◆ PROMPT ◆
Rename "shortcut-key" to "hotkey-label" in every one of these records. Keep all other text as it is.

◆ RECORDS SHOWN ◆

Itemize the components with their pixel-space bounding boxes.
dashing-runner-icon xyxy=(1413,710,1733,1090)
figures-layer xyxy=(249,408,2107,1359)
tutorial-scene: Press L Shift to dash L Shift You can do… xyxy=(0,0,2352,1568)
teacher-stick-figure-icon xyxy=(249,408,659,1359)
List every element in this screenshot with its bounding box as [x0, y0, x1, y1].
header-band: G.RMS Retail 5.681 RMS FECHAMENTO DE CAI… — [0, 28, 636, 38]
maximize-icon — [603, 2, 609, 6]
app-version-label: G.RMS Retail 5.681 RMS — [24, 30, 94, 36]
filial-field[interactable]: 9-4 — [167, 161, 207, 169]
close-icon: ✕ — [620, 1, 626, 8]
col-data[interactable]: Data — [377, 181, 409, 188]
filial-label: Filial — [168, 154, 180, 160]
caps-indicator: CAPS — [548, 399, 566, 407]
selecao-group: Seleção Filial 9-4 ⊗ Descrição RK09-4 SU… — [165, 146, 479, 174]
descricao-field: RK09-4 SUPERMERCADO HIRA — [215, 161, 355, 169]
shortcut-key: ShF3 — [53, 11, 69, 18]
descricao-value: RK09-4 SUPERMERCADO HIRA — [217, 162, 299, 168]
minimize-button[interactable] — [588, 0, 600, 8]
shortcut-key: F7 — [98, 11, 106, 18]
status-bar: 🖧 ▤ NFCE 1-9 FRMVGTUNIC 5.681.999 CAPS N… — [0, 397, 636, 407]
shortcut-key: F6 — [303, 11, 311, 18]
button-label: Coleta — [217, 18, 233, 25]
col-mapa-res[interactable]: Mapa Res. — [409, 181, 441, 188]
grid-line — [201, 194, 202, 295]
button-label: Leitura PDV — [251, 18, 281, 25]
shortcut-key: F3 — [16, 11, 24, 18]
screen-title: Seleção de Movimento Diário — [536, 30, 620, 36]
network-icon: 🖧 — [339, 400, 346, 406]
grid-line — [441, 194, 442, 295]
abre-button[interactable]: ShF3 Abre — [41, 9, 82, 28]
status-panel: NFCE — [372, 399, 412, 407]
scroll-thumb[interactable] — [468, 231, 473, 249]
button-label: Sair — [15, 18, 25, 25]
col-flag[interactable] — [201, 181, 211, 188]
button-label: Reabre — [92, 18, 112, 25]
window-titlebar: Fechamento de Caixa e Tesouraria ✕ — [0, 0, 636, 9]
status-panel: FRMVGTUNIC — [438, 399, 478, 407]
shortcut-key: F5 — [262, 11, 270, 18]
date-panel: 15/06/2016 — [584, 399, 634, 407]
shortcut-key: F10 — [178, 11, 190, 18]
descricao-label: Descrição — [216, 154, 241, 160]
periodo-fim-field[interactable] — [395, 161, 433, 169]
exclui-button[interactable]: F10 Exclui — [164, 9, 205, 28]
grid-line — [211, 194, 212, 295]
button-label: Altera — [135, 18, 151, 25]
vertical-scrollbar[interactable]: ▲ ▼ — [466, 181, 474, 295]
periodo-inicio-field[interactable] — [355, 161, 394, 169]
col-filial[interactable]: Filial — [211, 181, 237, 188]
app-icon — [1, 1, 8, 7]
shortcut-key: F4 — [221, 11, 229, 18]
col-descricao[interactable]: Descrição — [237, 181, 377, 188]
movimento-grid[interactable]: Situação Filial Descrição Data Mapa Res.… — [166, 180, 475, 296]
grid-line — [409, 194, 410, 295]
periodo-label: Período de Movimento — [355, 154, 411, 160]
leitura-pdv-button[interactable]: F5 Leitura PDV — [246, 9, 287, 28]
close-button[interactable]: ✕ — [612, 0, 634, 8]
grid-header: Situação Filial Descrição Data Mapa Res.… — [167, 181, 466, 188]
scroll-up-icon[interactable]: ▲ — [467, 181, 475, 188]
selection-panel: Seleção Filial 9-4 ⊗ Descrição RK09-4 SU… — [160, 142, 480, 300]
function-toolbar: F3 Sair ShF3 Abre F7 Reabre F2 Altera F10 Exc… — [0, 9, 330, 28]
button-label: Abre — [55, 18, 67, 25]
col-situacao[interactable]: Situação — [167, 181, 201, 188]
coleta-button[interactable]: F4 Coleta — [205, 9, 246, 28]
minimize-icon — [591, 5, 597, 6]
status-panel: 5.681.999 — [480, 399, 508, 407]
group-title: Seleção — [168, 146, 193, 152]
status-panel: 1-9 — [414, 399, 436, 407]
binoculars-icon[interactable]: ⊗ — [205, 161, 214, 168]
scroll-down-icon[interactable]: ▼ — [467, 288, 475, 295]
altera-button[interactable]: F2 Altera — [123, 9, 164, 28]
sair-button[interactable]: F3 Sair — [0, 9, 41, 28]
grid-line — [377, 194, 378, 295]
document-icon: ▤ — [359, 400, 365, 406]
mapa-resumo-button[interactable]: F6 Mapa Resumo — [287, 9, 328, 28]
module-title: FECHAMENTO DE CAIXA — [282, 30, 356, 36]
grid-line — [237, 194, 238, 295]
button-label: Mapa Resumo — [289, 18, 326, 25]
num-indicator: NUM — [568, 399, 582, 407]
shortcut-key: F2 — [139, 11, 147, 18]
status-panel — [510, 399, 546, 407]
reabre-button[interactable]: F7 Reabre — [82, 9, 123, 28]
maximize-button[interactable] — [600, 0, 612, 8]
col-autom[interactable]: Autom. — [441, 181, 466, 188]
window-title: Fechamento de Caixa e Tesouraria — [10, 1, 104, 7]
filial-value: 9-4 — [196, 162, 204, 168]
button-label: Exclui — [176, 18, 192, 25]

◆ TASK RESULT ◆
Itemize the components with their pixel-space bounding boxes.
dashing-runner-icon xyxy=(1413,710,1733,1090)
figures-layer xyxy=(249,408,2107,1359)
tutorial-scene: Press L Shift to dash L Shift You can do… xyxy=(0,0,2352,1568)
teacher-stick-figure-icon xyxy=(249,408,659,1359)
List every element in this screenshot with its bounding box as [x0, y0, x1, y1].
header-band: G.RMS Retail 5.681 RMS FECHAMENTO DE CAI… — [0, 28, 636, 38]
maximize-icon — [603, 2, 609, 6]
app-version-label: G.RMS Retail 5.681 RMS — [24, 30, 94, 36]
filial-field[interactable]: 9-4 — [167, 161, 207, 169]
close-icon: ✕ — [620, 1, 626, 8]
col-data[interactable]: Data — [377, 181, 409, 188]
filial-label: Filial — [168, 154, 180, 160]
caps-indicator: CAPS — [548, 399, 566, 407]
selecao-group: Seleção Filial 9-4 ⊗ Descrição RK09-4 SU… — [165, 146, 479, 174]
descricao-field: RK09-4 SUPERMERCADO HIRA — [215, 161, 355, 169]
hotkey-label: ShF3 — [53, 11, 69, 18]
descricao-value: RK09-4 SUPERMERCADO HIRA — [217, 162, 299, 168]
minimize-button[interactable] — [588, 0, 600, 8]
hotkey-label: F7 — [98, 11, 106, 18]
status-bar: 🖧 ▤ NFCE 1-9 FRMVGTUNIC 5.681.999 CAPS N… — [0, 397, 636, 407]
hotkey-label: F6 — [303, 11, 311, 18]
button-label: Coleta — [217, 18, 233, 25]
col-mapa-res[interactable]: Mapa Res. — [409, 181, 441, 188]
grid-line — [201, 194, 202, 295]
button-label: Leitura PDV — [251, 18, 281, 25]
hotkey-label: F3 — [16, 11, 24, 18]
screen-title: Seleção de Movimento Diário — [536, 30, 620, 36]
network-icon: 🖧 — [339, 400, 346, 406]
grid-line — [441, 194, 442, 295]
abre-button[interactable]: ShF3 Abre — [41, 9, 82, 28]
status-panel: NFCE — [372, 399, 412, 407]
scroll-thumb[interactable] — [468, 231, 473, 249]
button-label: Sair — [15, 18, 25, 25]
col-flag[interactable] — [201, 181, 211, 188]
button-label: Reabre — [92, 18, 112, 25]
window-titlebar: Fechamento de Caixa e Tesouraria ✕ — [0, 0, 636, 9]
status-panel: FRMVGTUNIC — [438, 399, 478, 407]
hotkey-label: F5 — [262, 11, 270, 18]
date-panel: 15/06/2016 — [584, 399, 634, 407]
hotkey-label: F10 — [178, 11, 190, 18]
descricao-label: Descrição — [216, 154, 241, 160]
periodo-fim-field[interactable] — [395, 161, 433, 169]
exclui-button[interactable]: F10 Exclui — [164, 9, 205, 28]
grid-line — [211, 194, 212, 295]
button-label: Altera — [135, 18, 151, 25]
vertical-scrollbar[interactable]: ▲ ▼ — [466, 181, 474, 295]
periodo-inicio-field[interactable] — [355, 161, 394, 169]
col-filial[interactable]: Filial — [211, 181, 237, 188]
app-icon — [1, 1, 8, 7]
hotkey-label: F4 — [221, 11, 229, 18]
col-descricao[interactable]: Descrição — [237, 181, 377, 188]
movimento-grid[interactable]: Situação Filial Descrição Data Mapa Res.… — [166, 180, 475, 296]
grid-line — [409, 194, 410, 295]
periodo-label: Período de Movimento — [355, 154, 411, 160]
leitura-pdv-button[interactable]: F5 Leitura PDV — [246, 9, 287, 28]
close-button[interactable]: ✕ — [612, 0, 634, 8]
grid-header: Situação Filial Descrição Data Mapa Res.… — [167, 181, 466, 188]
scroll-up-icon[interactable]: ▲ — [467, 181, 475, 188]
selection-panel: Seleção Filial 9-4 ⊗ Descrição RK09-4 SU… — [160, 142, 480, 300]
function-toolbar: F3 Sair ShF3 Abre F7 Reabre F2 Altera F10 Exc… — [0, 9, 330, 28]
button-label: Abre — [55, 18, 67, 25]
col-situacao[interactable]: Situação — [167, 181, 201, 188]
coleta-button[interactable]: F4 Coleta — [205, 9, 246, 28]
minimize-icon — [591, 5, 597, 6]
status-panel: 5.681.999 — [480, 399, 508, 407]
group-title: Seleção — [168, 146, 193, 152]
status-panel: 1-9 — [414, 399, 436, 407]
binoculars-icon[interactable]: ⊗ — [205, 161, 214, 168]
scroll-down-icon[interactable]: ▼ — [467, 288, 475, 295]
altera-button[interactable]: F2 Altera — [123, 9, 164, 28]
sair-button[interactable]: F3 Sair — [0, 9, 41, 28]
grid-line — [377, 194, 378, 295]
document-icon: ▤ — [359, 400, 365, 406]
mapa-resumo-button[interactable]: F6 Mapa Resumo — [287, 9, 328, 28]
module-title: FECHAMENTO DE CAIXA — [282, 30, 356, 36]
grid-line — [237, 194, 238, 295]
button-label: Mapa Resumo — [289, 18, 326, 25]
num-indicator: NUM — [568, 399, 582, 407]
hotkey-label: F2 — [139, 11, 147, 18]
status-panel — [510, 399, 546, 407]
reabre-button[interactable]: F7 Reabre — [82, 9, 123, 28]
maximize-button[interactable] — [600, 0, 612, 8]
col-autom[interactable]: Autom. — [441, 181, 466, 188]
window-title: Fechamento de Caixa e Tesouraria — [10, 1, 104, 7]
filial-value: 9-4 — [196, 162, 204, 168]
button-label: Exclui — [176, 18, 192, 25]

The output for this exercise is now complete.